**Set exercise:**
Skip the pictures. Transcribe the rest of the data below without changing a word.

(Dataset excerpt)
:::::
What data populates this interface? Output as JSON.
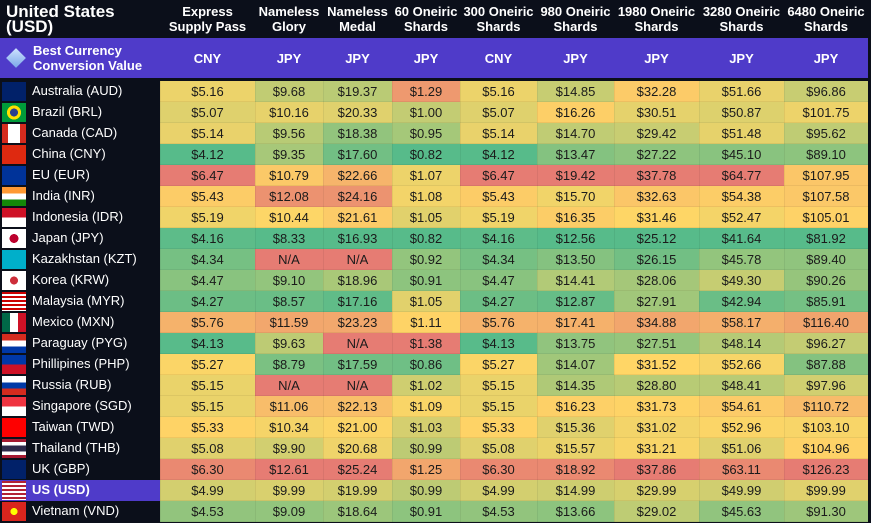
{
  "title": "United States (USD)",
  "columns": [
    "Express Supply Pass",
    "Nameless Glory",
    "Nameless Medal",
    "60 Oneiric Shards",
    "300 Oneiric Shards",
    "980 Oneiric Shards",
    "1980 Oneiric Shards",
    "3280 Oneiric Shards",
    "6480 Oneiric Shards"
  ],
  "best": {
    "label": "Best Currency Conversion Value",
    "icon": "gem-icon",
    "values": [
      "CNY",
      "JPY",
      "JPY",
      "JPY",
      "CNY",
      "JPY",
      "JPY",
      "JPY",
      "JPY"
    ]
  },
  "colors": {
    "low": "#57bb8a",
    "mid": "#ffd666",
    "high": "#e67c73",
    "highlight": "#4f3bc9",
    "background": "#0b0f1a"
  },
  "rows": [
    {
      "country": "Australia (AUD)",
      "flag": "au",
      "values": [
        "$5.16",
        "$9.68",
        "$19.37",
        "$1.29",
        "$5.16",
        "$14.85",
        "$32.28",
        "$51.66",
        "$96.86"
      ]
    },
    {
      "country": "Brazil (BRL)",
      "flag": "br",
      "values": [
        "$5.07",
        "$10.16",
        "$20.33",
        "$1.00",
        "$5.07",
        "$16.26",
        "$30.51",
        "$50.87",
        "$101.75"
      ]
    },
    {
      "country": "Canada (CAD)",
      "flag": "ca",
      "values": [
        "$5.14",
        "$9.56",
        "$18.38",
        "$0.95",
        "$5.14",
        "$14.70",
        "$29.42",
        "$51.48",
        "$95.62"
      ]
    },
    {
      "country": "China (CNY)",
      "flag": "cn",
      "values": [
        "$4.12",
        "$9.35",
        "$17.60",
        "$0.82",
        "$4.12",
        "$13.47",
        "$27.22",
        "$45.10",
        "$89.10"
      ]
    },
    {
      "country": "EU (EUR)",
      "flag": "eu",
      "values": [
        "$6.47",
        "$10.79",
        "$22.66",
        "$1.07",
        "$6.47",
        "$19.42",
        "$37.78",
        "$64.77",
        "$107.95"
      ]
    },
    {
      "country": "India (INR)",
      "flag": "in",
      "values": [
        "$5.43",
        "$12.08",
        "$24.16",
        "$1.08",
        "$5.43",
        "$15.70",
        "$32.63",
        "$54.38",
        "$107.58"
      ]
    },
    {
      "country": "Indonesia (IDR)",
      "flag": "id",
      "values": [
        "$5.19",
        "$10.44",
        "$21.61",
        "$1.05",
        "$5.19",
        "$16.35",
        "$31.46",
        "$52.47",
        "$105.01"
      ]
    },
    {
      "country": "Japan (JPY)",
      "flag": "jp",
      "values": [
        "$4.16",
        "$8.33",
        "$16.93",
        "$0.82",
        "$4.16",
        "$12.56",
        "$25.12",
        "$41.64",
        "$81.92"
      ]
    },
    {
      "country": "Kazakhstan (KZT)",
      "flag": "kz",
      "values": [
        "$4.34",
        "N/A",
        "N/A",
        "$0.92",
        "$4.34",
        "$13.50",
        "$26.15",
        "$45.78",
        "$89.40"
      ]
    },
    {
      "country": "Korea (KRW)",
      "flag": "kr",
      "values": [
        "$4.47",
        "$9.10",
        "$18.96",
        "$0.91",
        "$4.47",
        "$14.41",
        "$28.06",
        "$49.30",
        "$90.26"
      ]
    },
    {
      "country": "Malaysia (MYR)",
      "flag": "my",
      "values": [
        "$4.27",
        "$8.57",
        "$17.16",
        "$1.05",
        "$4.27",
        "$12.87",
        "$27.91",
        "$42.94",
        "$85.91"
      ]
    },
    {
      "country": "Mexico (MXN)",
      "flag": "mx",
      "values": [
        "$5.76",
        "$11.59",
        "$23.23",
        "$1.11",
        "$5.76",
        "$17.41",
        "$34.88",
        "$58.17",
        "$116.40"
      ]
    },
    {
      "country": "Paraguay (PYG)",
      "flag": "py",
      "values": [
        "$4.13",
        "$9.63",
        "N/A",
        "$1.38",
        "$4.13",
        "$13.75",
        "$27.51",
        "$48.14",
        "$96.27"
      ]
    },
    {
      "country": "Phillipines (PHP)",
      "flag": "ph",
      "values": [
        "$5.27",
        "$8.79",
        "$17.59",
        "$0.86",
        "$5.27",
        "$14.07",
        "$31.52",
        "$52.66",
        "$87.88"
      ]
    },
    {
      "country": "Russia (RUB)",
      "flag": "ru",
      "values": [
        "$5.15",
        "N/A",
        "N/A",
        "$1.02",
        "$5.15",
        "$14.35",
        "$28.80",
        "$48.41",
        "$97.96"
      ]
    },
    {
      "country": "Singapore (SGD)",
      "flag": "sg",
      "values": [
        "$5.15",
        "$11.06",
        "$22.13",
        "$1.09",
        "$5.15",
        "$16.23",
        "$31.73",
        "$54.61",
        "$110.72"
      ]
    },
    {
      "country": "Taiwan (TWD)",
      "flag": "tw",
      "values": [
        "$5.33",
        "$10.34",
        "$21.00",
        "$1.03",
        "$5.33",
        "$15.36",
        "$31.02",
        "$52.96",
        "$103.10"
      ]
    },
    {
      "country": "Thailand (THB)",
      "flag": "th",
      "values": [
        "$5.08",
        "$9.90",
        "$20.68",
        "$0.99",
        "$5.08",
        "$15.57",
        "$31.21",
        "$51.06",
        "$104.96"
      ]
    },
    {
      "country": "UK (GBP)",
      "flag": "gb",
      "values": [
        "$6.30",
        "$12.61",
        "$25.24",
        "$1.25",
        "$6.30",
        "$18.92",
        "$37.86",
        "$63.11",
        "$126.23"
      ]
    },
    {
      "country": "US (USD)",
      "flag": "us",
      "highlight": true,
      "values": [
        "$4.99",
        "$9.99",
        "$19.99",
        "$0.99",
        "$4.99",
        "$14.99",
        "$29.99",
        "$49.99",
        "$99.99"
      ]
    },
    {
      "country": "Vietnam (VND)",
      "flag": "vn",
      "values": [
        "$4.53",
        "$9.09",
        "$18.64",
        "$0.91",
        "$4.53",
        "$13.66",
        "$29.02",
        "$45.63",
        "$91.30"
      ]
    }
  ]
}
:::::
**The answer:**
What data populates this interface? Output as JSON.
{
  "title": "United States (USD)",
  "columns": [
    "Express Supply Pass",
    "Nameless Glory",
    "Nameless Medal",
    "60 Oneiric Shards",
    "300 Oneiric Shards",
    "980 Oneiric Shards",
    "1980 Oneiric Shards",
    "3280 Oneiric Shards",
    "6480 Oneiric Shards"
  ],
  "best": {
    "label": "Best Currency Conversion Value",
    "icon": "gem-icon",
    "values": [
      "CNY",
      "JPY",
      "JPY",
      "JPY",
      "CNY",
      "JPY",
      "JPY",
      "JPY",
      "JPY"
    ]
  },
  "colors": {
    "low": "#57bb8a",
    "mid": "#ffd666",
    "high": "#e67c73",
    "highlight": "#4f3bc9",
    "background": "#0b0f1a"
  },
  "rows": [
    {
      "country": "Australia (AUD)",
      "flag": "au",
      "values": [
        "$5.16",
        "$9.68",
        "$19.37",
        "$1.29",
        "$5.16",
        "$14.85",
        "$32.28",
        "$51.66",
        "$96.86"
      ]
    },
    {
      "country": "Brazil (BRL)",
      "flag": "br",
      "values": [
        "$5.07",
        "$10.16",
        "$20.33",
        "$1.00",
        "$5.07",
        "$16.26",
        "$30.51",
        "$50.87",
        "$101.75"
      ]
    },
    {
      "country": "Canada (CAD)",
      "flag": "ca",
      "values": [
        "$5.14",
        "$9.56",
        "$18.38",
        "$0.95",
        "$5.14",
        "$14.70",
        "$29.42",
        "$51.48",
        "$95.62"
      ]
    },
    {
      "country": "China (CNY)",
      "flag": "cn",
      "values": [
        "$4.12",
        "$9.35",
        "$17.60",
        "$0.82",
        "$4.12",
        "$13.47",
        "$27.22",
        "$45.10",
        "$89.10"
      ]
    },
    {
      "country": "EU (EUR)",
      "flag": "eu",
      "values": [
        "$6.47",
        "$10.79",
        "$22.66",
        "$1.07",
        "$6.47",
        "$19.42",
        "$37.78",
        "$64.77",
        "$107.95"
      ]
    },
    {
      "country": "India (INR)",
      "flag": "in",
      "values": [
        "$5.43",
        "$12.08",
        "$24.16",
        "$1.08",
        "$5.43",
        "$15.70",
        "$32.63",
        "$54.38",
        "$107.58"
      ]
    },
    {
      "country": "Indonesia (IDR)",
      "flag": "id",
      "values": [
        "$5.19",
        "$10.44",
        "$21.61",
        "$1.05",
        "$5.19",
        "$16.35",
        "$31.46",
        "$52.47",
        "$105.01"
      ]
    },
    {
      "country": "Japan (JPY)",
      "flag": "jp",
      "values": [
        "$4.16",
        "$8.33",
        "$16.93",
        "$0.82",
        "$4.16",
        "$12.56",
        "$25.12",
        "$41.64",
        "$81.92"
      ]
    },
    {
      "country": "Kazakhstan (KZT)",
      "flag": "kz",
      "values": [
        "$4.34",
        "N/A",
        "N/A",
        "$0.92",
        "$4.34",
        "$13.50",
        "$26.15",
        "$45.78",
        "$89.40"
      ]
    },
    {
      "country": "Korea (KRW)",
      "flag": "kr",
      "values": [
        "$4.47",
        "$9.10",
        "$18.96",
        "$0.91",
        "$4.47",
        "$14.41",
        "$28.06",
        "$49.30",
        "$90.26"
      ]
    },
    {
      "country": "Malaysia (MYR)",
      "flag": "my",
      "values": [
        "$4.27",
        "$8.57",
        "$17.16",
        "$1.05",
        "$4.27",
        "$12.87",
        "$27.91",
        "$42.94",
        "$85.91"
      ]
    },
    {
      "country": "Mexico (MXN)",
      "flag": "mx",
      "values": [
        "$5.76",
        "$11.59",
        "$23.23",
        "$1.11",
        "$5.76",
        "$17.41",
        "$34.88",
        "$58.17",
        "$116.40"
      ]
    },
    {
      "country": "Paraguay (PYG)",
      "flag": "py",
      "values": [
        "$4.13",
        "$9.63",
        "N/A",
        "$1.38",
        "$4.13",
        "$13.75",
        "$27.51",
        "$48.14",
        "$96.27"
      ]
    },
    {
      "country": "Phillipines (PHP)",
      "flag": "ph",
      "values": [
        "$5.27",
        "$8.79",
        "$17.59",
        "$0.86",
        "$5.27",
        "$14.07",
        "$31.52",
        "$52.66",
        "$87.88"
      ]
    },
    {
      "country": "Russia (RUB)",
      "flag": "ru",
      "values": [
        "$5.15",
        "N/A",
        "N/A",
        "$1.02",
        "$5.15",
        "$14.35",
        "$28.80",
        "$48.41",
        "$97.96"
      ]
    },
    {
      "country": "Singapore (SGD)",
      "flag": "sg",
      "values": [
        "$5.15",
        "$11.06",
        "$22.13",
        "$1.09",
        "$5.15",
        "$16.23",
        "$31.73",
        "$54.61",
        "$110.72"
      ]
    },
    {
      "country": "Taiwan (TWD)",
      "flag": "tw",
      "values": [
        "$5.33",
        "$10.34",
        "$21.00",
        "$1.03",
        "$5.33",
        "$15.36",
        "$31.02",
        "$52.96",
        "$103.10"
      ]
    },
    {
      "country": "Thailand (THB)",
      "flag": "th",
      "values": [
        "$5.08",
        "$9.90",
        "$20.68",
        "$0.99",
        "$5.08",
        "$15.57",
        "$31.21",
        "$51.06",
        "$104.96"
      ]
    },
    {
      "country": "UK (GBP)",
      "flag": "gb",
      "values": [
        "$6.30",
        "$12.61",
        "$25.24",
        "$1.25",
        "$6.30",
        "$18.92",
        "$37.86",
        "$63.11",
        "$126.23"
      ]
    },
    {
      "country": "US (USD)",
      "flag": "us",
      "highlight": true,
      "values": [
        "$4.99",
        "$9.99",
        "$19.99",
        "$0.99",
        "$4.99",
        "$14.99",
        "$29.99",
        "$49.99",
        "$99.99"
      ]
    },
    {
      "country": "Vietnam (VND)",
      "flag": "vn",
      "values": [
        "$4.53",
        "$9.09",
        "$18.64",
        "$0.91",
        "$4.53",
        "$13.66",
        "$29.02",
        "$45.63",
        "$91.30"
      ]
    }
  ]
}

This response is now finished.